>>

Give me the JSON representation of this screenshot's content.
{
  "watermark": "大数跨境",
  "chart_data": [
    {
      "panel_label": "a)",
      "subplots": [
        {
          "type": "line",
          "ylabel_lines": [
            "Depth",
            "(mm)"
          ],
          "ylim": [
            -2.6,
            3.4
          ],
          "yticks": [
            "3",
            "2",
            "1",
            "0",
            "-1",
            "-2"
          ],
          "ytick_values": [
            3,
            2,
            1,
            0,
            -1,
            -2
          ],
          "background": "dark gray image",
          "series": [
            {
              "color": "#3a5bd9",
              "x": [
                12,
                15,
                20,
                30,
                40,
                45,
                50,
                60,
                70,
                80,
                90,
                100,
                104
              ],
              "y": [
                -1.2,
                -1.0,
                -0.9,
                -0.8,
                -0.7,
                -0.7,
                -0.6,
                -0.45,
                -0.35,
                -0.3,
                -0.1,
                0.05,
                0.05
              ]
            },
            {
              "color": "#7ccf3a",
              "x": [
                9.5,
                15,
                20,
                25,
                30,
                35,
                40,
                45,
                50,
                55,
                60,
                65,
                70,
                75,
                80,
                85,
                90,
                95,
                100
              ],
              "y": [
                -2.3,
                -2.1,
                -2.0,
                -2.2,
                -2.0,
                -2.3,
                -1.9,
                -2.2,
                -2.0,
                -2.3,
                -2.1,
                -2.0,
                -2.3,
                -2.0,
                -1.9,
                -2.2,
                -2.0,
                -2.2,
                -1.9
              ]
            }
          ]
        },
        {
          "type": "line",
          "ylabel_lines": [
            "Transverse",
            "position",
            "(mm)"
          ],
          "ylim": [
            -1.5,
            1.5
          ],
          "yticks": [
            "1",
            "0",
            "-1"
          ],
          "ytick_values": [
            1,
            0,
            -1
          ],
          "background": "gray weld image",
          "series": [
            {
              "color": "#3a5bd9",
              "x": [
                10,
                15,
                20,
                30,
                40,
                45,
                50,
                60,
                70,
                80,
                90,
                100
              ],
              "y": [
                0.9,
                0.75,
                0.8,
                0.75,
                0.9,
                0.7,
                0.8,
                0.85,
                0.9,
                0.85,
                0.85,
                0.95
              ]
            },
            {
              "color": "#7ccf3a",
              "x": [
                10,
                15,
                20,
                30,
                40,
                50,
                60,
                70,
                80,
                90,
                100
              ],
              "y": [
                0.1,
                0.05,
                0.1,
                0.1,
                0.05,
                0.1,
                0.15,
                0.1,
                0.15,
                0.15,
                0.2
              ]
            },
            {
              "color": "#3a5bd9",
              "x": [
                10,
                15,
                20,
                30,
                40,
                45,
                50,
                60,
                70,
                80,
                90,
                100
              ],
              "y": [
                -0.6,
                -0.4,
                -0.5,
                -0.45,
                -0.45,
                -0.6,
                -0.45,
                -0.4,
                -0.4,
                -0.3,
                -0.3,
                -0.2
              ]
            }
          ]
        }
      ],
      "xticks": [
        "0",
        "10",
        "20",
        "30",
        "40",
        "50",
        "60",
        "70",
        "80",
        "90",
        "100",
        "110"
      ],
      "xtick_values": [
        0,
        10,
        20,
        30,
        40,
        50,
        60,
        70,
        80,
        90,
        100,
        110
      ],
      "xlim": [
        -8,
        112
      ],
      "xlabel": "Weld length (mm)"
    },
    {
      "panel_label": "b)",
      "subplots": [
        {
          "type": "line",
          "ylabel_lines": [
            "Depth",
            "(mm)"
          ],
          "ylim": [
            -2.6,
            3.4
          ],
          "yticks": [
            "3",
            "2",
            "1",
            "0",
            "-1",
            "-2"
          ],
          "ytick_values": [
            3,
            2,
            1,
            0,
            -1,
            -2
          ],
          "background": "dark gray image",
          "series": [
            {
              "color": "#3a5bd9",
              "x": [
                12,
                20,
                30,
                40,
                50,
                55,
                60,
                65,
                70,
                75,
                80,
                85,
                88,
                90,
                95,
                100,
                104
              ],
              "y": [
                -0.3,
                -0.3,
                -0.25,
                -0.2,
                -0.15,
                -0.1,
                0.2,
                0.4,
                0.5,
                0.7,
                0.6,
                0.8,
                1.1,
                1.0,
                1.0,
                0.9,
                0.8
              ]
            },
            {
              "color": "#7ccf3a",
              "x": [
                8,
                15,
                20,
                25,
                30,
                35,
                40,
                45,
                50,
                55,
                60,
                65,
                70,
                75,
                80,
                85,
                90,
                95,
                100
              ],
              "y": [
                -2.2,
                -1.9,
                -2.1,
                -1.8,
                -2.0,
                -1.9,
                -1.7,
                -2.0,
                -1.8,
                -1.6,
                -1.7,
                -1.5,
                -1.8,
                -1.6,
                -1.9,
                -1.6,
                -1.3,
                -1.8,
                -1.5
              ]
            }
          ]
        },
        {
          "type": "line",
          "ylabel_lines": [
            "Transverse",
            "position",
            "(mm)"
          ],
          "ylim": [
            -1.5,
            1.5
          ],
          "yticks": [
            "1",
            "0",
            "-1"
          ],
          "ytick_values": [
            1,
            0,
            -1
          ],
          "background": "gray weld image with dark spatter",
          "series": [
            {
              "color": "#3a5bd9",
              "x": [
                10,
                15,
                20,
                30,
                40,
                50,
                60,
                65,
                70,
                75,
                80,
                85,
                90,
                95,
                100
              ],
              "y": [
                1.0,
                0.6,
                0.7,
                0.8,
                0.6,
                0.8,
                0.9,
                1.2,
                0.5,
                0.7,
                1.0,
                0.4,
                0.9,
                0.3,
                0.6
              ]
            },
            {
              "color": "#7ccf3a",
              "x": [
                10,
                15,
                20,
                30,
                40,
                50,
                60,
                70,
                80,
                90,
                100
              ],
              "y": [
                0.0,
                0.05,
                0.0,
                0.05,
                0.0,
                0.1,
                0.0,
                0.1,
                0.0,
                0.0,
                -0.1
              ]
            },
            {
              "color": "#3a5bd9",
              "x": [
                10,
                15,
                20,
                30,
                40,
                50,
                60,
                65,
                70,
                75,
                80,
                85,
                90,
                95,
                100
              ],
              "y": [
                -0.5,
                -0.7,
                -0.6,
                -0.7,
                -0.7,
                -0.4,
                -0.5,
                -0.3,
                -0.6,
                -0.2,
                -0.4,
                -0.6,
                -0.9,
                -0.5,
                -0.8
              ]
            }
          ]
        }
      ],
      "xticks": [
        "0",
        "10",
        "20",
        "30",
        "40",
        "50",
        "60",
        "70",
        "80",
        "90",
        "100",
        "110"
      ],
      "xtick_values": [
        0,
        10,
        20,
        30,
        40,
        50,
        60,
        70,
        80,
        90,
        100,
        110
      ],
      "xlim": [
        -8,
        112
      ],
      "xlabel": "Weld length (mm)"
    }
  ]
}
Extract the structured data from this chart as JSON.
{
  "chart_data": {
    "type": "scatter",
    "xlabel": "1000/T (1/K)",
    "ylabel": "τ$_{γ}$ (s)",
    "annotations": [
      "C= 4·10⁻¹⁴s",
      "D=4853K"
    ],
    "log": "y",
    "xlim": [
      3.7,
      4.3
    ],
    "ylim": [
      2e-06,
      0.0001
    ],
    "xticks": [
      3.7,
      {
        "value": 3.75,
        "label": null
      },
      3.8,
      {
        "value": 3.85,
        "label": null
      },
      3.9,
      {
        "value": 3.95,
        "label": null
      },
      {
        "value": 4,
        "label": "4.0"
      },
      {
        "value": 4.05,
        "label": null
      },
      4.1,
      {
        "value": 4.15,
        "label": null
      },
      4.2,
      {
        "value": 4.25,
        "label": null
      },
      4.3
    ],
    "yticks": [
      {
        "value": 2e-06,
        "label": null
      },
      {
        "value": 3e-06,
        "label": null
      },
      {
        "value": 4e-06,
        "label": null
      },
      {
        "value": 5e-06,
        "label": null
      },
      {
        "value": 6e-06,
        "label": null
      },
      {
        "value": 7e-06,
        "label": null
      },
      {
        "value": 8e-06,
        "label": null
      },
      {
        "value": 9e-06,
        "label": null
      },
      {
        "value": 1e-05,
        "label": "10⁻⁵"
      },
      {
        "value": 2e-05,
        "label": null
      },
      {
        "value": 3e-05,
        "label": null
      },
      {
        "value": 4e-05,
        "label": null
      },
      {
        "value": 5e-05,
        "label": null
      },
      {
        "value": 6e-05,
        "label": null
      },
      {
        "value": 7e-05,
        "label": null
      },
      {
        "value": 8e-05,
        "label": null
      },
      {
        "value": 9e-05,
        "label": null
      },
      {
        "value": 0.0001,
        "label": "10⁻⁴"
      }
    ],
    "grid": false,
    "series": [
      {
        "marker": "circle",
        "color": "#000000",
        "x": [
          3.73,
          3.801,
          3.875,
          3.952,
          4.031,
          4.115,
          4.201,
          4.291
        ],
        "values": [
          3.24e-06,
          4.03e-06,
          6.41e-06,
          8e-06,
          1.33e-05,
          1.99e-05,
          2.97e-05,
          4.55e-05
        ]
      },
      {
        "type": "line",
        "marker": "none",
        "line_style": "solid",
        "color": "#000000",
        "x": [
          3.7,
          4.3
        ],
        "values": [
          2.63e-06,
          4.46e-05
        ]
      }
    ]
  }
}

<<

» REQUIREMENT:
From the data above, copy each line that has the string "background".

» FULL RESPONSE:
          "background": "dark gray image",
          "background": "gray weld image",
          "background": "dark gray image",
          "background": "gray weld image with dark spatter",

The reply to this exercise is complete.